_YOUR INSTRUCTIONS_
The records below must be output exactly, without pictures.

_PROVIDED RECORDS_
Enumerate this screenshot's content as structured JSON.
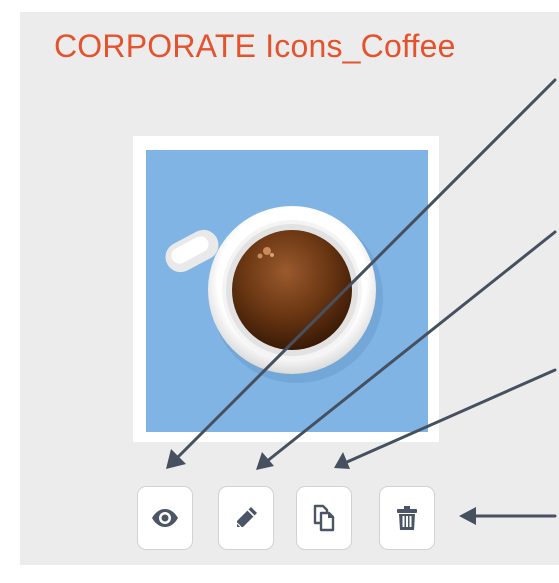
{
  "title": "CORPORATE Icons_Coffee",
  "thumbnail": {
    "subject": "coffee-cup-icon",
    "background_color": "#7fb4e4"
  },
  "actions": [
    {
      "name": "view-button",
      "icon": "eye-icon"
    },
    {
      "name": "edit-button",
      "icon": "pencil-icon"
    },
    {
      "name": "duplicate-button",
      "icon": "copy-icon"
    },
    {
      "name": "delete-button",
      "icon": "trash-icon"
    }
  ],
  "colors": {
    "title": "#e5532e",
    "icon": "#4b5566",
    "arrow": "#46505f",
    "panel": "#ececec"
  }
}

_REPLY TO THE TASK_
Enumerate this screenshot's content as structured JSON.
{
  "title": "CORPORATE Icons_Coffee",
  "thumbnail": {
    "subject": "coffee-cup-icon",
    "background_color": "#7fb4e4"
  },
  "actions": [
    {
      "name": "view-button",
      "icon": "eye-icon"
    },
    {
      "name": "edit-button",
      "icon": "pencil-icon"
    },
    {
      "name": "duplicate-button",
      "icon": "copy-icon"
    },
    {
      "name": "delete-button",
      "icon": "trash-icon"
    }
  ],
  "colors": {
    "title": "#e5532e",
    "icon": "#4b5566",
    "arrow": "#46505f",
    "panel": "#ececec"
  }
}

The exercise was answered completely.